Task: Convert the stretch of the records from the line containing "value-label: 0 [368,258,378,277]" through the line containing "x-tick-label: 2 [438,551,448,568]" into a JSON list of strings, one string per line and no blank lines.

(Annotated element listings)
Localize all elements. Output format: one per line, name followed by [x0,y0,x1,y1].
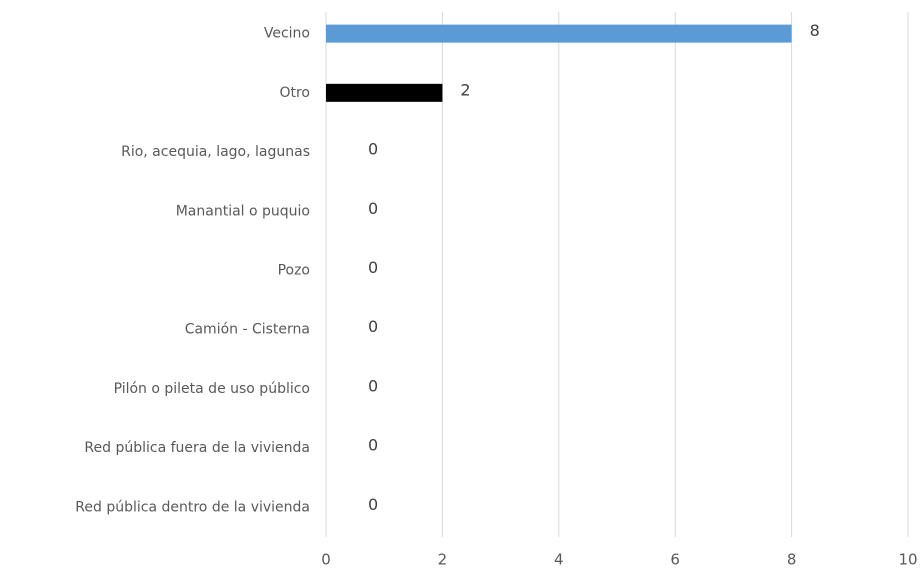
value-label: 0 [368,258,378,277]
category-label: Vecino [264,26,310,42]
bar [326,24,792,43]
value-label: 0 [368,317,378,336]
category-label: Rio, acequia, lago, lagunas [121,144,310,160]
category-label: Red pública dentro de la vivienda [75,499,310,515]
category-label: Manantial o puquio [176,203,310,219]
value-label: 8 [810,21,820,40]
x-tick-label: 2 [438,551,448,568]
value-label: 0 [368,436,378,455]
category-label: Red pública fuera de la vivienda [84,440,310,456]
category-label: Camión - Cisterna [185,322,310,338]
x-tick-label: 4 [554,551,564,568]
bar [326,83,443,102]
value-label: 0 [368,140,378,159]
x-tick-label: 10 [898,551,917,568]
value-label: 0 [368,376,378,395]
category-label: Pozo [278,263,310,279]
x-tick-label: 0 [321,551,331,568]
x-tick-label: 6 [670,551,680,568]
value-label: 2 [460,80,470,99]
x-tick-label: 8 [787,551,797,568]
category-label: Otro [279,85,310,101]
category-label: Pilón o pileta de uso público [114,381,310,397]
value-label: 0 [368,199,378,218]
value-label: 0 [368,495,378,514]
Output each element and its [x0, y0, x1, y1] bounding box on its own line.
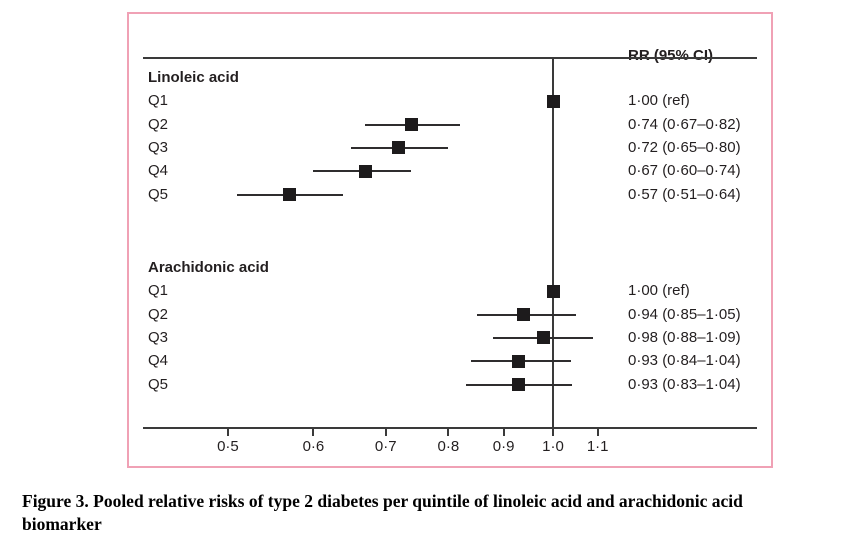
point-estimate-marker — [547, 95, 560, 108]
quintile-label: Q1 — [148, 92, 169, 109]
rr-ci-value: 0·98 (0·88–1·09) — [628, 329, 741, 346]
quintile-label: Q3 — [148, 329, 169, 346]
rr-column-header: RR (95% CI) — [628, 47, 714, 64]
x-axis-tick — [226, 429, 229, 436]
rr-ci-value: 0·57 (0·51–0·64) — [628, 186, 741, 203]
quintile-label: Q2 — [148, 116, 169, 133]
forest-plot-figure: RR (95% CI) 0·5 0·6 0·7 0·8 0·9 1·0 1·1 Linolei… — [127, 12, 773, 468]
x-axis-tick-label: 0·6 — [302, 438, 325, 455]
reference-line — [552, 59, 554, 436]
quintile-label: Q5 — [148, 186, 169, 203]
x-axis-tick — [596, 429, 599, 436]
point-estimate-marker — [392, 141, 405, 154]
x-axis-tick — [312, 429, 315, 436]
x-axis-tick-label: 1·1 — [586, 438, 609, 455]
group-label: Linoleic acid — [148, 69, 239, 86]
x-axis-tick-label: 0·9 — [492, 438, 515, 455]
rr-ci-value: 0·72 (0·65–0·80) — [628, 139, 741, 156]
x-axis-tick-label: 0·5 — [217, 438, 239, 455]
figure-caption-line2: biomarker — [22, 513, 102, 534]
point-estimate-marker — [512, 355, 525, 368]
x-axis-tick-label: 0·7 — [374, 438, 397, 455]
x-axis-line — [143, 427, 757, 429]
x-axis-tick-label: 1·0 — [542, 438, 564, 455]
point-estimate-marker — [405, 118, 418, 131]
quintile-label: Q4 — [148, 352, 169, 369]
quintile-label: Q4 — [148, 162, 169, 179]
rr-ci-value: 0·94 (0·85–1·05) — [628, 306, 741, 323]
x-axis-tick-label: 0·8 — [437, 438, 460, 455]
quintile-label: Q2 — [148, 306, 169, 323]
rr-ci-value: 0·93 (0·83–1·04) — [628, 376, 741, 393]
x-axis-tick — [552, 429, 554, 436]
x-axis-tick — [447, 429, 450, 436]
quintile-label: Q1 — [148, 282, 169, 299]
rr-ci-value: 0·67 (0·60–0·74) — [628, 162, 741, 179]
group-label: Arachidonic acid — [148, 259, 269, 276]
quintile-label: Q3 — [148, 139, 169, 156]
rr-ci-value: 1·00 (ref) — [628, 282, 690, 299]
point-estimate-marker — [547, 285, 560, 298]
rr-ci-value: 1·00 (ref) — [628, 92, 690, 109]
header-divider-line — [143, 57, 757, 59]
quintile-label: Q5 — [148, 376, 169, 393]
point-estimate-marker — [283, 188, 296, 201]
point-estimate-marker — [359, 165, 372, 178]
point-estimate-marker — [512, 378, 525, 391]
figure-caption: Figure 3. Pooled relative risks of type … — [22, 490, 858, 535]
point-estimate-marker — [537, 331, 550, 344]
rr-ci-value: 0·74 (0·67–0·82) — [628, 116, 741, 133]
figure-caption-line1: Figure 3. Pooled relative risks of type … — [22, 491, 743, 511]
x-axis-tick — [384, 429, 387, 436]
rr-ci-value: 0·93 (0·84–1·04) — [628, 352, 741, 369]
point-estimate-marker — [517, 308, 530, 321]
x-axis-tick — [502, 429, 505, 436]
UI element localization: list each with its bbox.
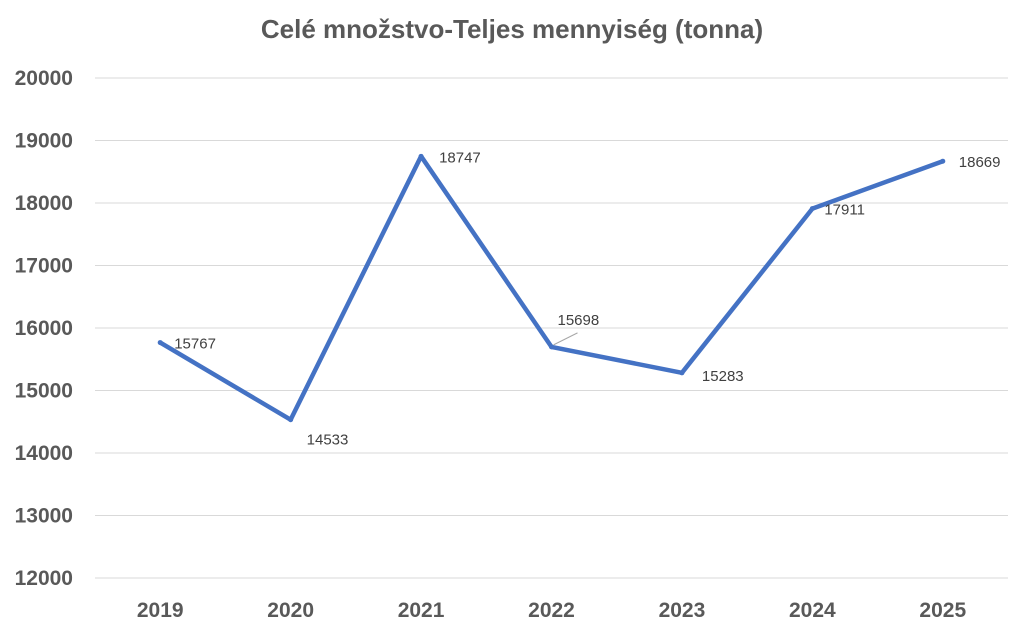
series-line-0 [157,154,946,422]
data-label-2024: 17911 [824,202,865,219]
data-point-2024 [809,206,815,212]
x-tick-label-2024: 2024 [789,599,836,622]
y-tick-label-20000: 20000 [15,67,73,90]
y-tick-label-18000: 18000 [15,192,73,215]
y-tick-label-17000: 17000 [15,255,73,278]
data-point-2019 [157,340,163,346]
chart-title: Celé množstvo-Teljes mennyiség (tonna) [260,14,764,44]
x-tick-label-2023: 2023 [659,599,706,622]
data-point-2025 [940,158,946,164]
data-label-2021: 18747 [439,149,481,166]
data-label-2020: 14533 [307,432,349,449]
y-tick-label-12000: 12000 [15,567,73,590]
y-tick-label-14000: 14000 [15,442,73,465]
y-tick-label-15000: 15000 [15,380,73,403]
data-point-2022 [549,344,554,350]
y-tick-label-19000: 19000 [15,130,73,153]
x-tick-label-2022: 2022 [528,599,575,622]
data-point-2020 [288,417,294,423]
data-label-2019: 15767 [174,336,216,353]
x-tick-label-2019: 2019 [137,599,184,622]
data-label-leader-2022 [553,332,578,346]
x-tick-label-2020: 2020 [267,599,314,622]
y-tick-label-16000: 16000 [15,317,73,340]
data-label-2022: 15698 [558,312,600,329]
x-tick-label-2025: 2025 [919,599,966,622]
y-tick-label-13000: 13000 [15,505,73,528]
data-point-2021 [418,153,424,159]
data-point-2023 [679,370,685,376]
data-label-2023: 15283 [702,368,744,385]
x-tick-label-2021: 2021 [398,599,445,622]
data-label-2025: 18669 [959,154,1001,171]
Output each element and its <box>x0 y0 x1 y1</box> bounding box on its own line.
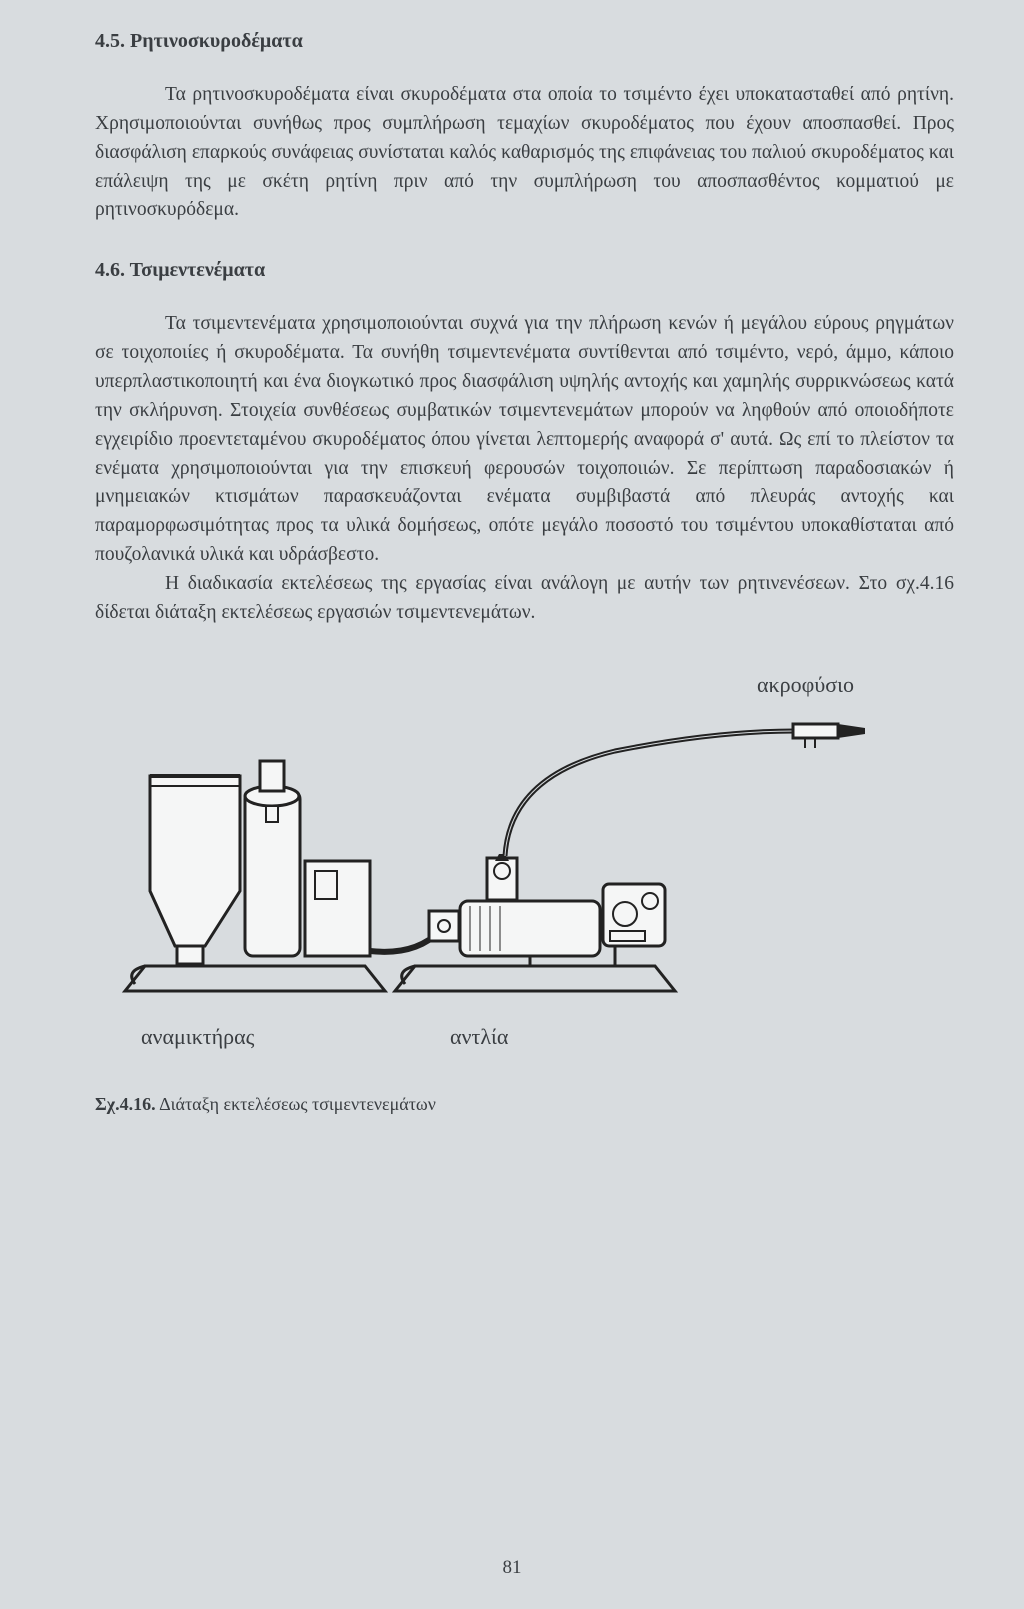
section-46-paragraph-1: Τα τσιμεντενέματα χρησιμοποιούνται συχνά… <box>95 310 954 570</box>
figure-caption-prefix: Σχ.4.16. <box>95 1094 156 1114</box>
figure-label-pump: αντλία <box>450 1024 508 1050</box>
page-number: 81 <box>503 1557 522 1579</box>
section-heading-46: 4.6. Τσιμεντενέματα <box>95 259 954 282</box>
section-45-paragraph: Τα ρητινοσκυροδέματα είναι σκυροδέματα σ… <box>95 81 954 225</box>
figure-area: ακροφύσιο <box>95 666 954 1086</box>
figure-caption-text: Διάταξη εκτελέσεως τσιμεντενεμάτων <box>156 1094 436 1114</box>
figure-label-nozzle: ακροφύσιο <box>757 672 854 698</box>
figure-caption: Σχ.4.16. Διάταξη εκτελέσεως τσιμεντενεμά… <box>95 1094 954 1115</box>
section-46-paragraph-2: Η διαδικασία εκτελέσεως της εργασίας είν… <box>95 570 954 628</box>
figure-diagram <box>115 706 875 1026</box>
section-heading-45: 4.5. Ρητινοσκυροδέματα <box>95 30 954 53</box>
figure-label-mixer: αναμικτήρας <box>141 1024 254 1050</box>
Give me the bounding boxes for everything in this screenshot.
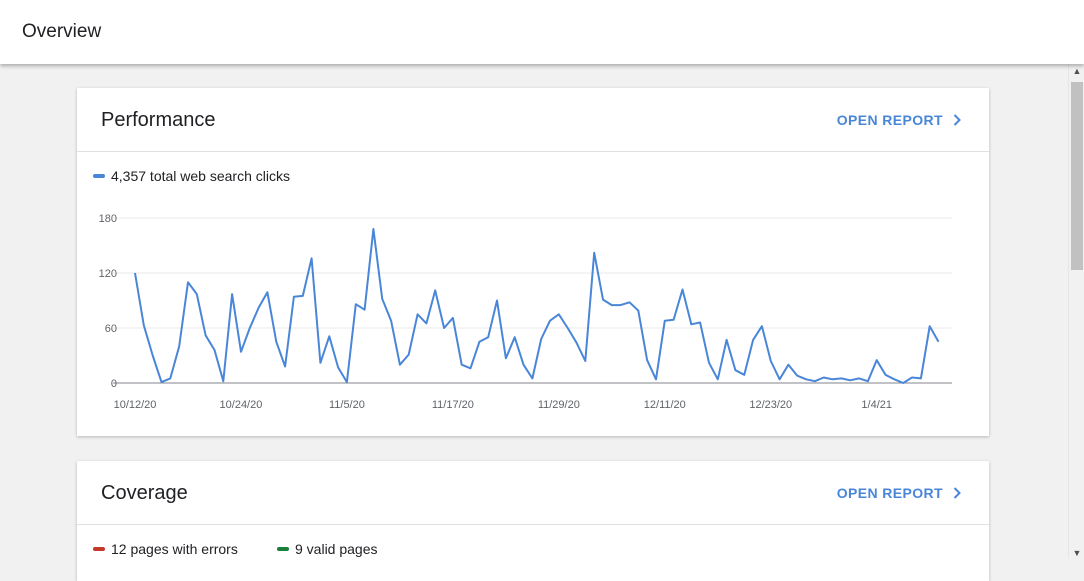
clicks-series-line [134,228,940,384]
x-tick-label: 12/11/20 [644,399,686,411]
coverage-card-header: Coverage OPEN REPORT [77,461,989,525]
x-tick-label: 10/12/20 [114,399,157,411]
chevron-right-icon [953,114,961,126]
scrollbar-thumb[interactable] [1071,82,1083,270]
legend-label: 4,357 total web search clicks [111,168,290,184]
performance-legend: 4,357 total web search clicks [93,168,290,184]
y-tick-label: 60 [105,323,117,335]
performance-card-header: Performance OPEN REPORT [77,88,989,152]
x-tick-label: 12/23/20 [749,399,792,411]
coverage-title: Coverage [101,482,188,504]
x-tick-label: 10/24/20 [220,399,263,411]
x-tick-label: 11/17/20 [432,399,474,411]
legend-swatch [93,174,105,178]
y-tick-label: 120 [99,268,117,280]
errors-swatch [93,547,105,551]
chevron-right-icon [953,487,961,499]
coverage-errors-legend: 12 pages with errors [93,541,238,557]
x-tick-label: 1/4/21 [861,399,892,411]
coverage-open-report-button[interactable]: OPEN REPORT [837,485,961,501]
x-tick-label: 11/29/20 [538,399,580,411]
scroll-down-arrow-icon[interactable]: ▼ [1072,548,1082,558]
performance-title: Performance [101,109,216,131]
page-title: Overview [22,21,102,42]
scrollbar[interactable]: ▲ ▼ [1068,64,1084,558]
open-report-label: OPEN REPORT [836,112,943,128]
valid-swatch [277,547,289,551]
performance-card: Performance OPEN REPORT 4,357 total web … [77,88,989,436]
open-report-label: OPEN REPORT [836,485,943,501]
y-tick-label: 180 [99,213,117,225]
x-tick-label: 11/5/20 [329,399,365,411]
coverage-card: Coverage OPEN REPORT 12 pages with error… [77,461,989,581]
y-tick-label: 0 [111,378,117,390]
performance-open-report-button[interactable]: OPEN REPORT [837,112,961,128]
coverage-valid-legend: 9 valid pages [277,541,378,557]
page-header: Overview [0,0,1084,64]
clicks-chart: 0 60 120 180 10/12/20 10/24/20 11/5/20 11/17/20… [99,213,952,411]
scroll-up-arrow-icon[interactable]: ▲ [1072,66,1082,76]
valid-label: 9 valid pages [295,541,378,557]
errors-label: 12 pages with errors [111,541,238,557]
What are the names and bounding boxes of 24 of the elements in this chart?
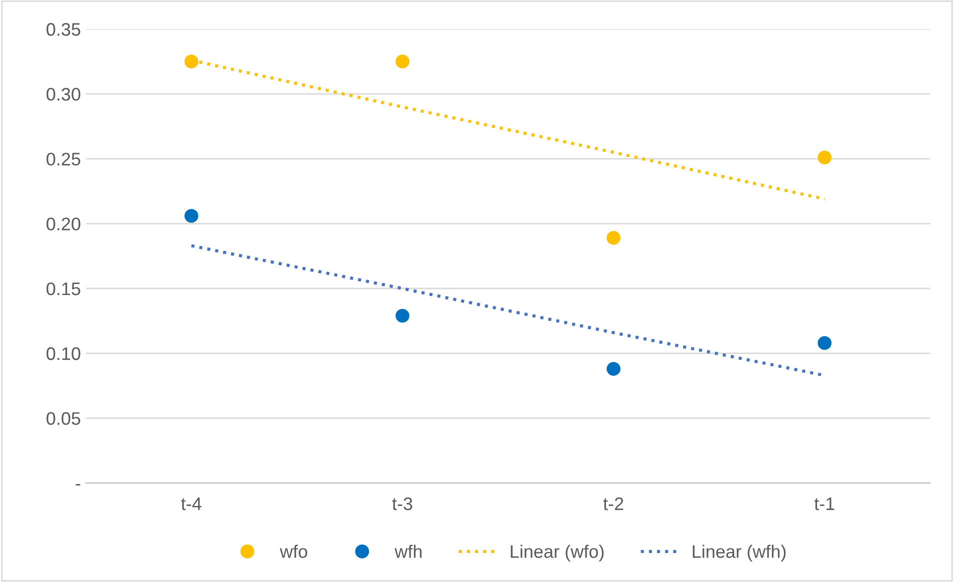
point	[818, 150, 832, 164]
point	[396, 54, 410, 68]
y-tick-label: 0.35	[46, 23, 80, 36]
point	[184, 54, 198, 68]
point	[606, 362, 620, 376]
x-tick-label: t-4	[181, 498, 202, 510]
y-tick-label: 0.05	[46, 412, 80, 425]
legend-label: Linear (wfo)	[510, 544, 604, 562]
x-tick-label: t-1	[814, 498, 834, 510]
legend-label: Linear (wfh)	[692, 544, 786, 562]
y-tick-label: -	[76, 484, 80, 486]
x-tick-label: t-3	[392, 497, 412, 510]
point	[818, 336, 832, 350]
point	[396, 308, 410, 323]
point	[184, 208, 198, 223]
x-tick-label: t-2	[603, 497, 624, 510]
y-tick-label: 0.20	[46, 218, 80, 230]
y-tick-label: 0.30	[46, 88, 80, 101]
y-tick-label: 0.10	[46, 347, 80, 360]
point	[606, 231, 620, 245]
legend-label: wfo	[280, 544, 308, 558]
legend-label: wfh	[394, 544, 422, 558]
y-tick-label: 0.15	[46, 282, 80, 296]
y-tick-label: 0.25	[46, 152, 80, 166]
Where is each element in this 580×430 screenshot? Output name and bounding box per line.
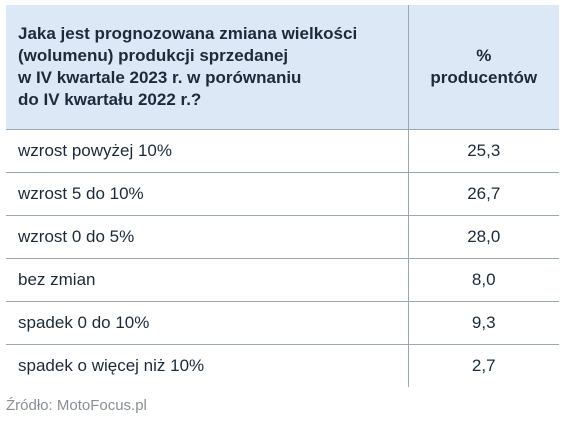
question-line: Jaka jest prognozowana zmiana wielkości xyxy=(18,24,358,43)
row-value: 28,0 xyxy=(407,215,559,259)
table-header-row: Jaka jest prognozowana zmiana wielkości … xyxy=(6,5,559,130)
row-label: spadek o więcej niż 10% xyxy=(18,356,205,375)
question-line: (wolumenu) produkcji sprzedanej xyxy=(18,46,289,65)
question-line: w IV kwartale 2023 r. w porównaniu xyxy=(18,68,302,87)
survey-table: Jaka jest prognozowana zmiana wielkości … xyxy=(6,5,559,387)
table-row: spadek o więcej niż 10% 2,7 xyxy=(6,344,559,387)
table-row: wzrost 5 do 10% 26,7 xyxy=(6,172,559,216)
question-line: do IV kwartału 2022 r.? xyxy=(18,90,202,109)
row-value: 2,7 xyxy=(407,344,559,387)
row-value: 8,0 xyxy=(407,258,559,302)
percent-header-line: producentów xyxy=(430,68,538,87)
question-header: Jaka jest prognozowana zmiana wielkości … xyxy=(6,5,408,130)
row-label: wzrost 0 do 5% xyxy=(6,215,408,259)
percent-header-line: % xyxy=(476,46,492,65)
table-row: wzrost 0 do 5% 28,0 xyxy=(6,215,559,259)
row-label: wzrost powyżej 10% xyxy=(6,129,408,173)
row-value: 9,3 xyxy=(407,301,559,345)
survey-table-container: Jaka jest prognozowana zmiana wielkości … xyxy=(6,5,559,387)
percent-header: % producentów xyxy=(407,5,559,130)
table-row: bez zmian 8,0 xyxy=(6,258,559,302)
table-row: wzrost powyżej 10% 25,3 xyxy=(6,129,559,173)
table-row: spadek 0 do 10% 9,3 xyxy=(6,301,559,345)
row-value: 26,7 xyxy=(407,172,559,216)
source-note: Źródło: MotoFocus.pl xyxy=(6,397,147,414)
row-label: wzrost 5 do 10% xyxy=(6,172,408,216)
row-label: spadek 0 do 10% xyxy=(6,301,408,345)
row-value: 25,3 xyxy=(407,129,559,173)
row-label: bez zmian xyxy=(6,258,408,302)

Written answer:
[
  "value-label: 0 [368,258,378,277]",
  "category-label: Vecino [264,26,310,42]",
  "bar [326,24,792,43]",
  "value-label: 0 [368,317,378,336]",
  "category-label: Rio, acequia, lago, lagunas [121,144,310,160]",
  "category-label: Red pública dentro de la vivienda [75,499,310,515]",
  "category-label: Manantial o puquio [176,203,310,219]",
  "value-label: 8 [810,21,820,40]",
  "x-tick-label: 2 [438,551,448,568]"
]